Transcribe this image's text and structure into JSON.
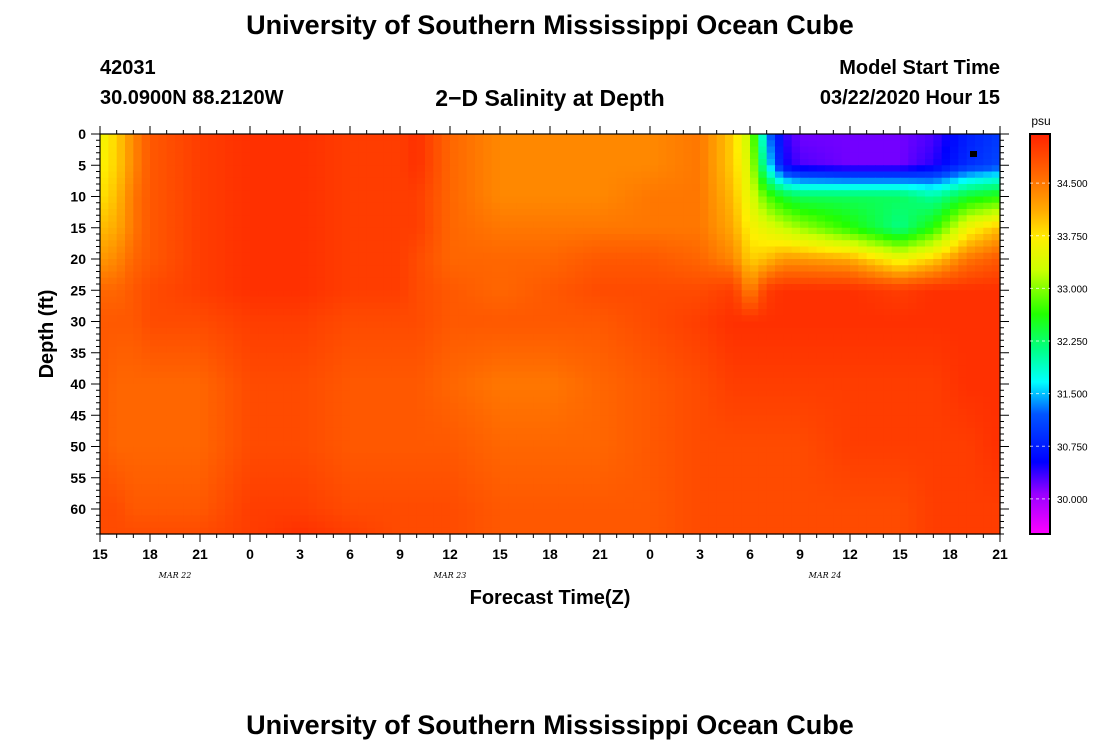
{
  "header": {
    "title": "University of Southern Mississippi Ocean Cube",
    "station_id": "42031",
    "location": "30.0900N 88.2120W",
    "plot_title": "2−D Salinity at Depth",
    "model_start_label": "Model Start Time",
    "model_start_value": "03/22/2020 Hour 15"
  },
  "footer": {
    "title": "University of Southern Mississippi Ocean Cube"
  },
  "chart_data": {
    "type": "heatmap",
    "title": "2−D Salinity at Depth",
    "xlabel": "Forecast Time(Z)",
    "ylabel": "Depth (ft)",
    "x_tick_labels": [
      "15",
      "18",
      "21",
      "0",
      "3",
      "6",
      "9",
      "12",
      "15",
      "18",
      "21",
      "0",
      "3",
      "6",
      "9",
      "12",
      "15",
      "18",
      "21"
    ],
    "date_labels": [
      {
        "label": "MAR 22",
        "tick_index": 1.5
      },
      {
        "label": "MAR 23",
        "tick_index": 7
      },
      {
        "label": "MAR 24",
        "tick_index": 14.5
      }
    ],
    "y_tick_labels": [
      "0",
      "5",
      "10",
      "15",
      "20",
      "25",
      "30",
      "35",
      "40",
      "45",
      "50",
      "55",
      "60"
    ],
    "xlim_hours": [
      0,
      54
    ],
    "ylim_ft": [
      0,
      64
    ],
    "colorbar": {
      "unit": "psu",
      "ticks": [
        "34.500",
        "33.750",
        "33.000",
        "32.250",
        "31.500",
        "30.750",
        "30.000"
      ],
      "range": [
        29.5,
        35.2
      ]
    },
    "salinity_grid": {
      "depths_ft": [
        0,
        5,
        10,
        15,
        20,
        25,
        30,
        40,
        50,
        60,
        64
      ],
      "times_h": [
        0,
        1,
        2,
        3,
        6,
        9,
        12,
        15,
        18,
        19,
        21,
        24,
        27,
        30,
        33,
        36,
        38,
        39,
        40,
        41,
        42,
        45,
        48,
        50,
        52,
        54
      ],
      "values_psu": [
        [
          33.6,
          33.9,
          34.3,
          34.6,
          34.8,
          34.9,
          34.9,
          34.8,
          34.8,
          34.9,
          34.5,
          34.3,
          34.3,
          34.3,
          34.3,
          34.4,
          33.9,
          33.2,
          31.2,
          30.3,
          30.1,
          30.1,
          30.1,
          30.2,
          30.6,
          30.8
        ],
        [
          33.7,
          33.9,
          34.3,
          34.6,
          34.8,
          34.9,
          34.9,
          34.8,
          34.8,
          34.9,
          34.5,
          34.3,
          34.3,
          34.3,
          34.3,
          34.4,
          33.9,
          33.4,
          31.6,
          30.4,
          30.2,
          30.1,
          30.1,
          30.3,
          30.7,
          30.9
        ],
        [
          33.8,
          34.0,
          34.4,
          34.6,
          34.8,
          34.9,
          34.9,
          34.8,
          34.8,
          34.8,
          34.5,
          34.3,
          34.3,
          34.3,
          34.4,
          34.4,
          34.0,
          33.5,
          32.8,
          32.4,
          32.2,
          32.2,
          32.2,
          31.9,
          32.4,
          32.6
        ],
        [
          34.0,
          34.1,
          34.4,
          34.6,
          34.8,
          34.9,
          34.9,
          34.8,
          34.8,
          34.8,
          34.5,
          34.4,
          34.4,
          34.4,
          34.4,
          34.4,
          34.1,
          33.7,
          33.5,
          33.3,
          33.1,
          32.6,
          32.0,
          32.6,
          33.6,
          34.0
        ],
        [
          34.2,
          34.3,
          34.5,
          34.6,
          34.8,
          34.9,
          34.9,
          34.8,
          34.8,
          34.7,
          34.5,
          34.5,
          34.5,
          34.6,
          34.6,
          34.5,
          34.3,
          33.9,
          34.0,
          34.2,
          34.2,
          34.1,
          33.6,
          33.9,
          34.4,
          34.6
        ],
        [
          34.5,
          34.5,
          34.6,
          34.7,
          34.8,
          34.9,
          34.9,
          34.8,
          34.8,
          34.7,
          34.6,
          34.5,
          34.6,
          34.7,
          34.7,
          34.7,
          34.8,
          34.3,
          34.8,
          34.9,
          34.9,
          34.9,
          34.8,
          34.9,
          34.9,
          34.9
        ],
        [
          34.6,
          34.6,
          34.6,
          34.7,
          34.7,
          34.8,
          34.8,
          34.7,
          34.7,
          34.7,
          34.6,
          34.6,
          34.6,
          34.6,
          34.7,
          34.8,
          34.9,
          34.9,
          34.9,
          34.9,
          34.9,
          34.9,
          34.9,
          34.9,
          34.9,
          34.9
        ],
        [
          34.6,
          34.5,
          34.5,
          34.5,
          34.5,
          34.7,
          34.7,
          34.6,
          34.6,
          34.6,
          34.5,
          34.4,
          34.4,
          34.5,
          34.6,
          34.7,
          34.8,
          34.8,
          34.8,
          34.8,
          34.8,
          34.8,
          34.8,
          34.8,
          34.9,
          34.9
        ],
        [
          34.6,
          34.5,
          34.5,
          34.5,
          34.5,
          34.7,
          34.7,
          34.6,
          34.6,
          34.6,
          34.6,
          34.5,
          34.5,
          34.5,
          34.6,
          34.7,
          34.7,
          34.7,
          34.7,
          34.7,
          34.7,
          34.8,
          34.8,
          34.8,
          34.8,
          34.9
        ],
        [
          34.7,
          34.7,
          34.6,
          34.6,
          34.6,
          34.8,
          34.8,
          34.7,
          34.7,
          34.7,
          34.7,
          34.6,
          34.6,
          34.6,
          34.6,
          34.7,
          34.7,
          34.7,
          34.7,
          34.7,
          34.7,
          34.7,
          34.7,
          34.8,
          34.8,
          34.8
        ],
        [
          34.7,
          34.7,
          34.7,
          34.7,
          34.7,
          34.8,
          34.9,
          34.8,
          34.7,
          34.7,
          34.7,
          34.6,
          34.6,
          34.6,
          34.6,
          34.7,
          34.7,
          34.7,
          34.7,
          34.7,
          34.7,
          34.7,
          34.7,
          34.8,
          34.8,
          34.8
        ]
      ]
    }
  }
}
=-=-=-=-=
§ What to work on: Make a copy of each line that contains the string "Ocean".

§ Answer to this exercise:
    "title": "University of Southern Mississippi Ocean Cube",
    "title": "University of Southern Mississippi Ocean Cube"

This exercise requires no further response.